Bounding box prediction data
########
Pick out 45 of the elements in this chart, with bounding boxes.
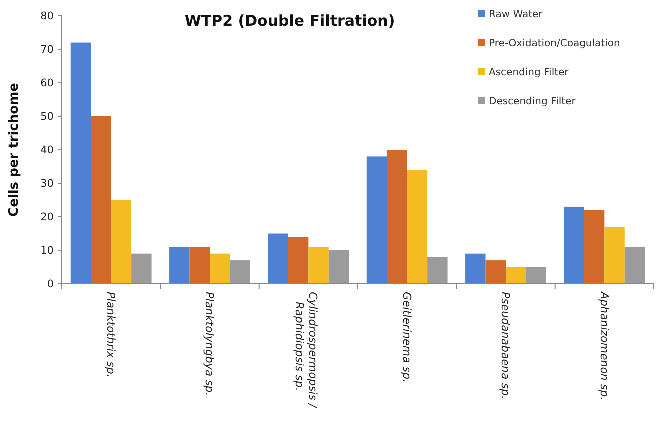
bar — [210, 254, 230, 284]
bar — [170, 247, 190, 284]
y-tick-label: 80 — [40, 10, 54, 23]
bar — [366, 156, 388, 284]
bar — [288, 237, 309, 284]
y-tick-label: 10 — [40, 245, 54, 258]
y-tick-label: 70 — [40, 44, 54, 56]
bar — [624, 247, 646, 284]
bar — [564, 206, 584, 284]
x-tick-label: Planktothrix sp. — [104, 292, 118, 378]
x-tick-label: Planktolyngbya sp. — [203, 292, 216, 396]
legend-label: Raw Water — [489, 10, 544, 20]
legend-label: Descending Filter — [489, 96, 577, 108]
y-tick-label: 20 — [40, 212, 54, 224]
bar — [91, 116, 112, 284]
bar — [328, 250, 350, 284]
bar — [190, 247, 210, 284]
bar — [308, 247, 329, 284]
bar — [111, 200, 132, 284]
legend-label: Ascending Filter — [489, 68, 570, 78]
y-tick-label: 30 — [40, 178, 54, 190]
y-tick-label: 40 — [40, 144, 54, 157]
x-tick-label: Aphanizomenon sp. — [598, 291, 611, 401]
bar — [132, 254, 152, 284]
x-tick-label: Geitlerinema sp. — [400, 292, 414, 383]
y-axis-title: Cells per trichome — [7, 82, 22, 217]
chart-title: WTP2 (Double Filtration) — [184, 12, 396, 30]
bar — [466, 254, 486, 284]
bar — [230, 260, 250, 284]
y-tick-label: 0 — [47, 278, 54, 291]
legend-label: Pre-Oxidation/Coagulation — [489, 38, 620, 50]
bar — [268, 234, 288, 284]
bar — [604, 227, 625, 284]
bar — [70, 42, 92, 284]
y-tick-label: 50 — [40, 111, 54, 124]
bar — [387, 150, 408, 284]
x-tick-label: Cylindrospermopsis / Raphidiopsis sp. — [293, 292, 320, 409]
bar — [486, 260, 506, 284]
bar — [526, 267, 546, 284]
x-tick-label: Pseudanabaena sp. — [499, 292, 512, 400]
bar — [428, 257, 448, 284]
y-tick-label: 60 — [40, 78, 54, 90]
bar — [506, 267, 526, 284]
bar — [407, 170, 428, 284]
bar — [584, 210, 605, 284]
########
__What is being asked__:
If pictures are present, they are dropped, and the entries above are written out word for word.

__Response__:
Pick out 45 of the elements in this chart, with bounding boxes.
bar — [210, 254, 230, 284]
bar — [170, 247, 190, 284]
y-tick-label: 80 — [40, 10, 54, 23]
bar — [366, 156, 388, 284]
bar — [288, 237, 309, 284]
y-tick-label: 10 — [40, 245, 54, 258]
y-tick-label: 70 — [40, 44, 54, 56]
bar — [624, 247, 646, 284]
bar — [564, 206, 584, 284]
x-tick-label: Planktothrix sp. — [104, 292, 118, 378]
x-tick-label: Planktolyngbya sp. — [203, 292, 216, 396]
legend-label: Raw Water — [489, 10, 544, 20]
legend-label: Descending Filter — [489, 96, 577, 108]
y-tick-label: 20 — [40, 212, 54, 224]
bar — [91, 116, 112, 284]
bar — [328, 250, 350, 284]
bar — [190, 247, 210, 284]
bar — [308, 247, 329, 284]
bar — [111, 200, 132, 284]
legend-label: Ascending Filter — [489, 68, 570, 78]
y-tick-label: 30 — [40, 178, 54, 190]
y-tick-label: 40 — [40, 144, 54, 157]
x-tick-label: Aphanizomenon sp. — [598, 291, 611, 401]
bar — [132, 254, 152, 284]
x-tick-label: Geitlerinema sp. — [400, 292, 414, 383]
y-axis-title: Cells per trichome — [7, 82, 22, 217]
chart-title: WTP2 (Double Filtration) — [184, 12, 396, 30]
bar — [466, 254, 486, 284]
bar — [230, 260, 250, 284]
y-tick-label: 0 — [47, 278, 54, 291]
legend-label: Pre-Oxidation/Coagulation — [489, 38, 620, 50]
bar — [268, 234, 288, 284]
bar — [604, 227, 625, 284]
bar — [70, 42, 92, 284]
y-tick-label: 50 — [40, 111, 54, 124]
bar — [387, 150, 408, 284]
x-tick-label: Cylindrospermopsis / Raphidiopsis sp. — [293, 292, 320, 409]
bar — [486, 260, 506, 284]
bar — [526, 267, 546, 284]
x-tick-label: Pseudanabaena sp. — [499, 292, 512, 400]
bar — [428, 257, 448, 284]
y-tick-label: 60 — [40, 78, 54, 90]
bar — [506, 267, 526, 284]
bar — [407, 170, 428, 284]
bar — [584, 210, 605, 284]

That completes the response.